Фрагмент документа:

▼

Конечно, внимание меломанов летом привлекал Десятый конкурс имени П. И. Чайковского. В те времена конкурс этот был отдельным событием, к тому же он вечно совпадал с чемпионатом мира по футболу, что только добавляло напряжения. Билеты на конкурс надо было еще достать, от тура к туру делать это было все сложней. Ночь после финального тура мы проводили в зале, а когда итоги объявляли под утро, шли гулять по Москве до открытия метро. Конкурсом тогда действительно интересовались все, причем важно было услышать музыканта на всех трех турах. В перерывах и после слушаний велись бесконечные баталии, которые иногда заканчивались даже мордобоем. В общем, конкурс сегодня – это уже жалкое подобие конкурса в прошлом, когда все буквально им жили. И свято верили, что на конкурсе всегда дают первые премии не тем, кому надо!
Десятый конкурс подавался как нечто особенное, а значит, и председателями жюри были назначены люди, которые сами раньше становились лауреатами. У пианистов Лев Власенко, которому на самом первом конкурсе пришлось уступить Вану Клиберну по политическим соображениям. У скрипачей председателем был Виктор Третьяков, ставший первым в 1966 году, у виолончелистов – Наталья Шеховская, завоевавшая первый приз в 1962 году. Жюри вокального конкурса возглавил тенор Зураб Соткилава, получивший вторую премию в 1970 году. И если у инструменталистов это было не так заметно, то в разделе «Сольное пение» должна была состояться революция. Многие годы председателем жюри была Ирина Архипова, а тут ее демонстративно отставили. Поэтому мы верили, что уж на этот раз распределение конкурсных призов будет, наконец, справедливым.

▲

Что сделать:
**A.** Изложите фрагмент о Десятом конкурсе имени Чайковского в двух предложениях.
**B.** Продолжите фрагмент о Десятом конкурсе имени Чайковского, начав сразу после его последнего предложения.
Строки далее никак не связаны с фрагментом о Десятом конкурсе имени Чайковского.

Исходные данные:

▼

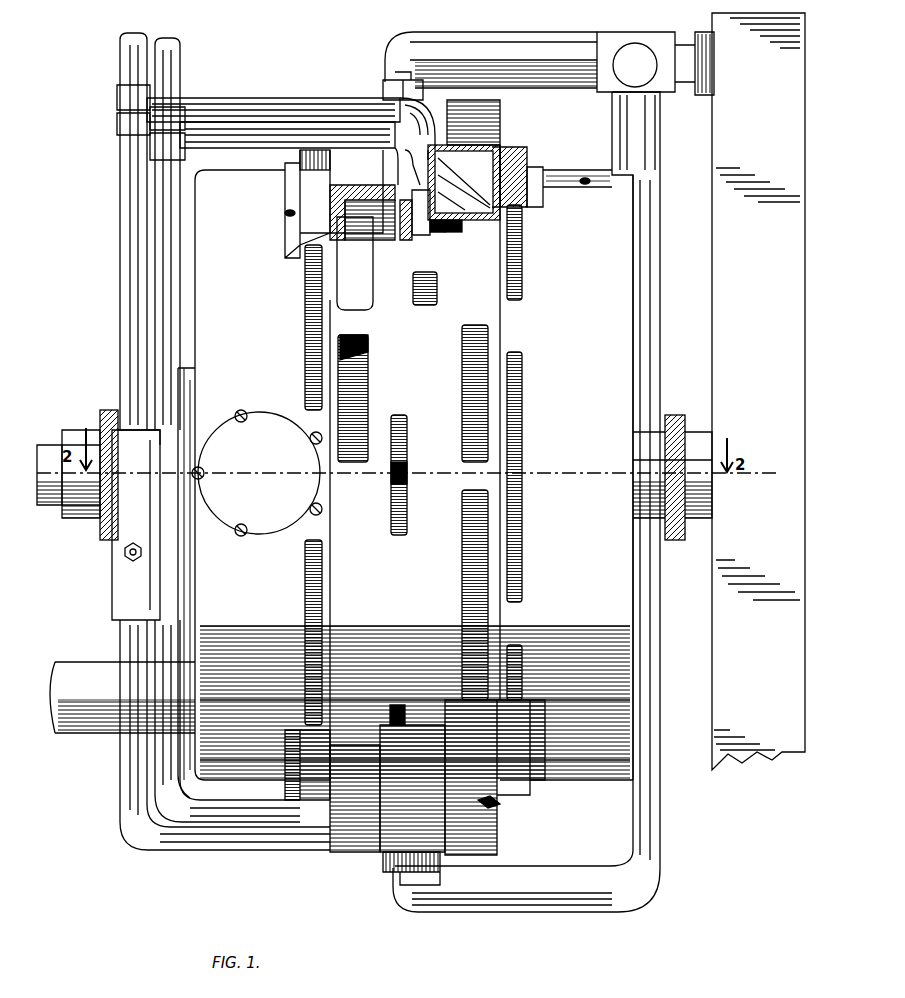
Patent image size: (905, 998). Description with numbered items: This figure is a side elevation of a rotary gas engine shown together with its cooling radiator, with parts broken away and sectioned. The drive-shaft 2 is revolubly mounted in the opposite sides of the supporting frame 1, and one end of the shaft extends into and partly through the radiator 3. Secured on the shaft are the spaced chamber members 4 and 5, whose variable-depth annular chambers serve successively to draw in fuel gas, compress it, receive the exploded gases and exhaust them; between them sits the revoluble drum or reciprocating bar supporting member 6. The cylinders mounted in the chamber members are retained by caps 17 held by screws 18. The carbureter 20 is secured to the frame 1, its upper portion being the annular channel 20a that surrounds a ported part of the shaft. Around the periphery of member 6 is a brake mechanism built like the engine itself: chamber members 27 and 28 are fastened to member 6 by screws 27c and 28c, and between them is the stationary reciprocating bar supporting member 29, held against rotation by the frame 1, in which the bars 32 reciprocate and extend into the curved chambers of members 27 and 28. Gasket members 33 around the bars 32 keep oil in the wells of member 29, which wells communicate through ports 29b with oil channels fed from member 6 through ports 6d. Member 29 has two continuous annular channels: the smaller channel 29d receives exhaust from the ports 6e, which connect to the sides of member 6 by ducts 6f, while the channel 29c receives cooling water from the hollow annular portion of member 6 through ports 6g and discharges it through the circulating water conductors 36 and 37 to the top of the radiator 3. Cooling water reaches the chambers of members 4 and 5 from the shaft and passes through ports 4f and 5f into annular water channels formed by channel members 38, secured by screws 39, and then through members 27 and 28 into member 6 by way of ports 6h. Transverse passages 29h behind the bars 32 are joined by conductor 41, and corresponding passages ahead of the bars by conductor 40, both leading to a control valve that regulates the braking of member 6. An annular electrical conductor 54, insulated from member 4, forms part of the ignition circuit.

The supporting frame 1 is at (100, 530).
The drive-shaft 2 is at (52, 505).
The radiator 3 is at (758, 391).
The chamber member 4 is at (404, 484).
The port 4f is at (304, 330).
The chamber member 5 is at (566, 462).
The port 5f is at (522, 388).
The reciprocating bar supporting member 6 is at (364, 498).
The ports 6d is at (455, 232).
The exhaust ports 6e is at (430, 306).
The ducts 6f is at (368, 360).
The ports 6g is at (407, 428).
The ports 6h is at (368, 394).
The caps 17 is at (259, 473).
The screws 18 is at (245, 410).
The carbureter 20 is at (112, 568).
The annular channel 20a is at (130, 432).
The chamber member 27 is at (335, 864).
The screws 27c is at (345, 98).
The chamber member 28 is at (500, 118).
The screws 28c is at (500, 806).
The reciprocating bar supporting member 29 is at (393, 840).
The ports 29b is at (445, 232).
The annular channel 29c is at (375, 228).
The annular channel 29d is at (406, 240).
The transverse passages 29h is at (460, 160).
The bars 32 is at (498, 160).
The gasket members 33 is at (420, 228).
The circulating water conductor 36 is at (520, 58).
The circulating water conductor 37 is at (660, 135).
The channel members 38 is at (310, 148).
The screws 39 is at (560, 178).
The conductor 40 is at (272, 98).
The conductor 41 is at (233, 122).
The annular electrical conductor 54 is at (192, 380).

▲

Ответы по заданиям:
**A.** Летом внимание меломанов привлекал Десятый конкурс имени П. И. Чайковского, которым тогда интересовались все: билеты было трудно достать, споры в перерывах иногда доходили до драк, а первые премии, как верили, всегда давали не тем. Председателями жюри на этот раз назначили бывших лауреатов, и в вокальном разделе вместо многолетнего председателя Ирины Архиповой жюри возглавил Зураб Соткилава, поэтому верилось, что призы наконец распределят справедливо.

**B.**
Как вы помните, конкурс этот был одним из самых скандальных. У инструменталистов не была вручена ни одна первая премия, а у виолончелистов – также вторая и третья. Вокальный конкурс закончился еще более странно. Гран-при получила Хибла Герзмава. Что такое Гран-при, тогда мало кто понимал, но была еще и первая премия, доставшаяся Марине Лапиной. Но болели мы совсем за другую певицу – Лору Клейкомб, которой досталась вторая премия. У мужчин все было так же печально, как и в остальных номинациях. Первая премия уехала в Китай, вторая не присуждалась… В общем, вновь было понятно, что на Конкурсе имени П. И. Чайковского надо было не побеждать, а завоевывать вторую премию. Что и доказали и Клейкомб, и Николай Луганский, который сегодня стал настоящей звездой русской фортепианной школы, но не растерял своей тонкости и изысканности.
90-е годы были и годами возвращения музыкантов, покинувших в свое время СССР по политическим соображениям, и годами знакомства с новыми веяниями в мировой музыке, которых мы были лишены. В первую категорию я отношу появление Владимира Ашкенази с Молодежным оркестром Европейского сообщества, во вторую – гастроли малоизвестного у нас коллектива «Музыканты Лувра» с Марком Минковским в качестве дирижера. Все это открывало для широкой публики такое понятие, как исторически информированное исполнительство.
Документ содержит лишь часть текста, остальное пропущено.